** START OF TEXT SEGMENT **

I would actually compare it to ricotta.  It's very tasty. Where I live our chain grocery stores lack in anything unique.  I go to a place called The Fresh Market when I'm after something ethnic or hard to find.


----------



## ella/TO (Dec 4, 2007)

My Jewish "bubby" used to make the noodle/cottage cheese dish....ahhhh, I must try it soon!


----------



## sattie (Dec 4, 2007)

I bet I can find this at Market Street... kinda like a Whole Foods, but much more intimate.  I will try and keep my eye out for it because this dish just seems to easy to pass up without giving it a try.

Thanks for posting it!


----------



## In the Kitchen (Dec 5, 2007)

*Gone*

Farmer's Cheese must be very popular or otherwise everyone around here is making this recipe.  The stores I asked if they had it were gone except for third one who had only 1/2 lb. left.  Hope this is enough and never knew I would have hard time trying to locate it.  Well, it is in the fridge and will try this evening.  amy, can you believe what you started?  Keep remembering, you got us all interested!  Oh, and thanks for sharing.  Your grandma would be proud.


----------



## justplainbill (Dec 5, 2007)

** END OF TEXT SEGMENT **
** START OF DATA SHOWN **

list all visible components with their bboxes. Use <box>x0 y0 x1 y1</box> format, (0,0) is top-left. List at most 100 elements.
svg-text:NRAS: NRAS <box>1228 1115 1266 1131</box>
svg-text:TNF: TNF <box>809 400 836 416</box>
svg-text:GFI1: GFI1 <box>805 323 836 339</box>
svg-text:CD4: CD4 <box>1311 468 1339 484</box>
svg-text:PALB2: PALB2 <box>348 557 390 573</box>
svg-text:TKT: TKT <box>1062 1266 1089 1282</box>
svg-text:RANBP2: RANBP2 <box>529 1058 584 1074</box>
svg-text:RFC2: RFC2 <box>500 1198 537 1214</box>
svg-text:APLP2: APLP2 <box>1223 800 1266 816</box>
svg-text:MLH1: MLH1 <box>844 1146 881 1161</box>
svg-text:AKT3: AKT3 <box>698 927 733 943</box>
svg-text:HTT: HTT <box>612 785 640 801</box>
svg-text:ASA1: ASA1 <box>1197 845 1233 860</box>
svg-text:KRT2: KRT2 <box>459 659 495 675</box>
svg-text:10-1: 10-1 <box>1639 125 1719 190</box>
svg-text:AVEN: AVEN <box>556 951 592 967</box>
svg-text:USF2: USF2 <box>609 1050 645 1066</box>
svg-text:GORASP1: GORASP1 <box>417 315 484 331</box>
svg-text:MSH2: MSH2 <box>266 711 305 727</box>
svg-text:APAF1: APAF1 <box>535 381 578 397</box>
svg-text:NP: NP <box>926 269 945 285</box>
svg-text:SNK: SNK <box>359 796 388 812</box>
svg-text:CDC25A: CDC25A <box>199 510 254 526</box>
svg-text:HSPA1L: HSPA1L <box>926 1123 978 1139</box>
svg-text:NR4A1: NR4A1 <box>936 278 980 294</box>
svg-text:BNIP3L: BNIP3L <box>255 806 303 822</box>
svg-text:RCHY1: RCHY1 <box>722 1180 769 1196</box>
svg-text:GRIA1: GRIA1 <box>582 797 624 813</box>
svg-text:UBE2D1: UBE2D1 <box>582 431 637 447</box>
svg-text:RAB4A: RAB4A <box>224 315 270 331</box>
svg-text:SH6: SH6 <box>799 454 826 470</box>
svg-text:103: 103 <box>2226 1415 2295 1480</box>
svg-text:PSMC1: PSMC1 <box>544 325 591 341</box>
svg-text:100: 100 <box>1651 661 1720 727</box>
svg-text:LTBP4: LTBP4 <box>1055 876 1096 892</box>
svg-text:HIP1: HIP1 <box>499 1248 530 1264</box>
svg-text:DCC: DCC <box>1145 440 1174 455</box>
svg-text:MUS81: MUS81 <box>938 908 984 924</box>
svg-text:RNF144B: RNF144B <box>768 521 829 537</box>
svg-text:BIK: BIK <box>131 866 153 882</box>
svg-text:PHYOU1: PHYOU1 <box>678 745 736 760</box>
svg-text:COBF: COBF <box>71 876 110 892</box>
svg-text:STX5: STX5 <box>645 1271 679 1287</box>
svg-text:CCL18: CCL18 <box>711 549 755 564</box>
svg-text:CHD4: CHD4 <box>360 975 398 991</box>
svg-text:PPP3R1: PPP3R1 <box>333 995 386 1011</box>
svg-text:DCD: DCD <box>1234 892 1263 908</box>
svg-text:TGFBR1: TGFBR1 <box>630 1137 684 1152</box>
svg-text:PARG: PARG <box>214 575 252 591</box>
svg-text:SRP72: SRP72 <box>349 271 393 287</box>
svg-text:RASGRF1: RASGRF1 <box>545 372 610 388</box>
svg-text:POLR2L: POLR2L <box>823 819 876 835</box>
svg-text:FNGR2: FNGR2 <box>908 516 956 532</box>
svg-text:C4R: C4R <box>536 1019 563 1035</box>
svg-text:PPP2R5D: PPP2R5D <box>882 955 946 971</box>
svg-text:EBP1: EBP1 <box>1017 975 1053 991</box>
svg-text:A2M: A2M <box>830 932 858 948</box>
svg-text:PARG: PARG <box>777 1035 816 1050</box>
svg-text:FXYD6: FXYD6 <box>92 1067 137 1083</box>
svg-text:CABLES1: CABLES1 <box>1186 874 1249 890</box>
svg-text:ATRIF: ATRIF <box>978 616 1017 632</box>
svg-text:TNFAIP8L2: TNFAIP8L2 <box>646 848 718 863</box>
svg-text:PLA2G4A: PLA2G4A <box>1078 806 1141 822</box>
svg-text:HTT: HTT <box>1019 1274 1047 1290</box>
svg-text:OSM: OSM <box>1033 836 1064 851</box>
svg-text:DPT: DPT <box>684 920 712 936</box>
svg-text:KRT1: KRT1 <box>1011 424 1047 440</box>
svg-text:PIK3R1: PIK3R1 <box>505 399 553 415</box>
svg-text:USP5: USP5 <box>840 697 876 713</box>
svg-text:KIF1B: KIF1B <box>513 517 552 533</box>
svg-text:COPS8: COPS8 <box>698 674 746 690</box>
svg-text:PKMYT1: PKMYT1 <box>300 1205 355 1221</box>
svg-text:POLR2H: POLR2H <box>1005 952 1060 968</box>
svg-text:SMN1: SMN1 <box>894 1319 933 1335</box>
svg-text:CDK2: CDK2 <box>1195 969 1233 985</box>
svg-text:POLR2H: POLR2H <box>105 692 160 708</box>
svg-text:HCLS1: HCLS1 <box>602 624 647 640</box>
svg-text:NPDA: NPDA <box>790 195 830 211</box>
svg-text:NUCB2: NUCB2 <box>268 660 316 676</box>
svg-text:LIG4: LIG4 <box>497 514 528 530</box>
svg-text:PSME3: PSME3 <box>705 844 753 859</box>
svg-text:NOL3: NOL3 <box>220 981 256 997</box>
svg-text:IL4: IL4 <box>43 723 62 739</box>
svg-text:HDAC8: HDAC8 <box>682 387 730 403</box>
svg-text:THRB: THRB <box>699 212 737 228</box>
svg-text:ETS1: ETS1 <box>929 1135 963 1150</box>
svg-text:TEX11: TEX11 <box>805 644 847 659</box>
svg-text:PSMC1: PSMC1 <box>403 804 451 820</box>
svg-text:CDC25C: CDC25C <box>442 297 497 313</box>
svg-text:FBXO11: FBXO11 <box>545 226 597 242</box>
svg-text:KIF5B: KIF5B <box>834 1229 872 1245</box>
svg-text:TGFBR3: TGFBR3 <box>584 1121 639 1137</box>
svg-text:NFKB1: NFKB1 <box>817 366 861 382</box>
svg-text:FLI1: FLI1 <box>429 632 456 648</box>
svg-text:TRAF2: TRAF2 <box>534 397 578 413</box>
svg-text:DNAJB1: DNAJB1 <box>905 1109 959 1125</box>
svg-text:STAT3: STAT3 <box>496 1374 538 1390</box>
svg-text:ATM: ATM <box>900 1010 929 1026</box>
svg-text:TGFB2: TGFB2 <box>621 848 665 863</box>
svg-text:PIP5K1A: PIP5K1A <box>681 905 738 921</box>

** END OF DATA SHOWN **

- SET TASK 1
Reproduce the part of the farmer's cheese thread between "Farmer's Cheese must" and "would be proud.", inclusive.
- SET TASK 2
Using the farmer's cheese thread, answer yes or no to whether each statement agrees with it, and quote the words that decide each one. (a) The poster ella/TO recalls a relative who made a noodle and cottage cheese dish. (b) The poster sattie expects to find the cheese at Whole Foods. (c) The poster In the Kitchen found a full pound of the cheese at the third store.
- SET TASK 3
Please carry on the farmer's cheese thread from where it stops.

- OUTPUT 1
Farmer's Cheese must be very popular or otherwise everyone around here is making this recipe.  The stores I asked if they had it were gone except for third one who had only 1/2 lb. left.  Hope this is enough and never knew I would have hard time trying to locate it.  Well, it is in the fridge and will try this evening.  amy, can you believe what you started?  Keep remembering, you got us all interested!  Oh, and thanks for sharing.  Your grandma would be proud.

- OUTPUT 2
(a) Yes: "My Jewish "bubby" used to make the noodle/cottage cheese dish"
(b) No: "I bet I can find this at Market Street... kinda like a Whole Foods, but much more intimate."
(c) No: "third one who had only 1/2 lb. left"

- OUTPUT 3
Farmers cheese also makes a great filling for blintzes.  It's faintly sweet so some might prefer pot cheese on their buttered broad noodles.


----------



## *amy* (Dec 5, 2007)

sattie said:


> I bet I can find this at Market Street... kinda like a Whole Foods, but much more intimate. I will try and keep my eye out for it because this dish just seems to easy to pass up without giving it a try.
> 
> Thanks for posting it!


 
Your welcome Sattie. Hope you like it as much as I do. Will have to look for Pot cheese as well. I just bought some more broad egg noodles (& cottage cheese for now).


----------



## *amy* (Dec 5, 2007)

In the Kitchen said:


> Farmer's Cheese must be very popular or otherwise everyone around here is making this recipe. The stores I asked if they had it were gone except for third one who had only 1/2 lb. left. Hope this is enough and never knew I would have hard time trying to locate it. Well, it is in the fridge and will try this evening. amy, can you believe what you started? Keep remembering, you got us all interested! Oh, and thanks for sharing. Your grandma would be proud.


 
 Who knew?! Aw, Bless your heart, ITK, for going to three stores. Hope you like the dish. Never knew so many others made it as well. Maybe it's an Eastern European secret?  (It can be a tad bland, so I use a little bit more salt than I usually use - & I'm not a big salt fan.)  Hope that helps.


----------



## *amy* (Dec 5, 2007)

justplainbill said:


> Farmers cheese also makes a great filling for blintzes. It's faintly sweet so some might prefer pot cheese on their buttered broad noodles.


 
Your making me hungry. 

Blintz


----------



## CharlieD (Dec 5, 2007)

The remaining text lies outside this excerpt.